DATASET ::
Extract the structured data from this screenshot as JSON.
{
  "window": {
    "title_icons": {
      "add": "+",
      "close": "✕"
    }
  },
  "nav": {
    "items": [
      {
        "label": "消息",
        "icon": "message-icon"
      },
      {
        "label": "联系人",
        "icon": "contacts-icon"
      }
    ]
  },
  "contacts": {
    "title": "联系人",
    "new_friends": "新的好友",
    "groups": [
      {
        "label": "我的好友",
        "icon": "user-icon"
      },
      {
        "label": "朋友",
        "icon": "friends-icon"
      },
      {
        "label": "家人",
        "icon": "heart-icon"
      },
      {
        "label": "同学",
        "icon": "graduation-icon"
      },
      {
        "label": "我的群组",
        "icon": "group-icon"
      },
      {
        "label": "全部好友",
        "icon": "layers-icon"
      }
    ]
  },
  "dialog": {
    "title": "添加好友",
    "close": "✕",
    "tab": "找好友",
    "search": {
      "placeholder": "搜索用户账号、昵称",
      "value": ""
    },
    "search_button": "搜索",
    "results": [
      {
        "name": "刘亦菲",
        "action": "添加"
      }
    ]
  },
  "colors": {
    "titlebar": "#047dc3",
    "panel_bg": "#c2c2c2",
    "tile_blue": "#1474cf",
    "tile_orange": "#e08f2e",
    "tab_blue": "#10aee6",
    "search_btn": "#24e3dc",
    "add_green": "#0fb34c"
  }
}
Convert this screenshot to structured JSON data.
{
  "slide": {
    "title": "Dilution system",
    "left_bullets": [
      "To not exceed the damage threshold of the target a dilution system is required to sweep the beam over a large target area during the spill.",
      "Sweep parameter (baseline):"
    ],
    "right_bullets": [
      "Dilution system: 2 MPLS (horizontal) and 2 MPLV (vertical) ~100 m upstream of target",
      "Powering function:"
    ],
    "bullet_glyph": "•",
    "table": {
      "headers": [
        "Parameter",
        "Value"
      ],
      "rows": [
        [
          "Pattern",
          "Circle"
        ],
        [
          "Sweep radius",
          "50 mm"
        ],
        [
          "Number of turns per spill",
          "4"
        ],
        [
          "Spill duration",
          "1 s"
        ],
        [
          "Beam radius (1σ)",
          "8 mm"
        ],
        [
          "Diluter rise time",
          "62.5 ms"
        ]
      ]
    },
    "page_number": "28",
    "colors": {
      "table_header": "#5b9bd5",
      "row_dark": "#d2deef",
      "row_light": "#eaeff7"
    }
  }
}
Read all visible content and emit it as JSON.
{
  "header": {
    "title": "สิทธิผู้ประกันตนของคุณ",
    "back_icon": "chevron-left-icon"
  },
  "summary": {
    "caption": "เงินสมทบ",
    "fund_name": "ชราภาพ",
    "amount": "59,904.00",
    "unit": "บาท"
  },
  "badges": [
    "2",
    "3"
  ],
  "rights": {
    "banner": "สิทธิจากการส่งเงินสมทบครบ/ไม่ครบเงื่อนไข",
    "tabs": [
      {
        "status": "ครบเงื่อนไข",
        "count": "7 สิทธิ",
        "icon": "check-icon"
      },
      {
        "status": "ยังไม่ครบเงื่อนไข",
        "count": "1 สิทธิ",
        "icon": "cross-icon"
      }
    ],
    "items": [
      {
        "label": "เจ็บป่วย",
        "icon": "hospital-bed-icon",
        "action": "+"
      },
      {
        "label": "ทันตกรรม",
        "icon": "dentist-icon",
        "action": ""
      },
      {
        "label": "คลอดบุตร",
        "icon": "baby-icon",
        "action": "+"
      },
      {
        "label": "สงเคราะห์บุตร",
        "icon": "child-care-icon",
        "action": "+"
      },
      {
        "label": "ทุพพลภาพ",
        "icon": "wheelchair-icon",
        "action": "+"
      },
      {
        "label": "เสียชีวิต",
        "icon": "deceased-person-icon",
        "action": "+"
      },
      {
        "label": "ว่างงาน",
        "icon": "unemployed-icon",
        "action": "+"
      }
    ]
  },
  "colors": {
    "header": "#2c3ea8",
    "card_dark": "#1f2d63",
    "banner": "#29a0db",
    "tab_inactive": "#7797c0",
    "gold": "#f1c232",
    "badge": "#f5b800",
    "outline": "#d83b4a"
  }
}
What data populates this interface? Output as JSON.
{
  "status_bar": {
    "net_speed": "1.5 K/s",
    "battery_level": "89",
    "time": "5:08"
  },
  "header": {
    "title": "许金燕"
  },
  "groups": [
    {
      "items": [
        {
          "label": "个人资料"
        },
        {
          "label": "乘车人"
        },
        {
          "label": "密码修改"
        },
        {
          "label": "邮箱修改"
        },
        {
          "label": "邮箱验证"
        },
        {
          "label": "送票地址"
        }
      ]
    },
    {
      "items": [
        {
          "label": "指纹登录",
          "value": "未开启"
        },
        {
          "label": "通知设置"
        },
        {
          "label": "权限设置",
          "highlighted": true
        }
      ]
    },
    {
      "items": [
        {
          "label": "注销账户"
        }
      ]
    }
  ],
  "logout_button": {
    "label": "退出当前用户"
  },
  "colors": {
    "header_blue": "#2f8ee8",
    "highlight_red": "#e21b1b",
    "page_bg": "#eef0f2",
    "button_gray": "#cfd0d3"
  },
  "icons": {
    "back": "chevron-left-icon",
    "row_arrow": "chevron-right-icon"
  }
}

AIM OF THE EXERCISE :: Check every line of the listing for the string "ครบเง" and report how many lines have it, as a number alone.

RESULT :: 3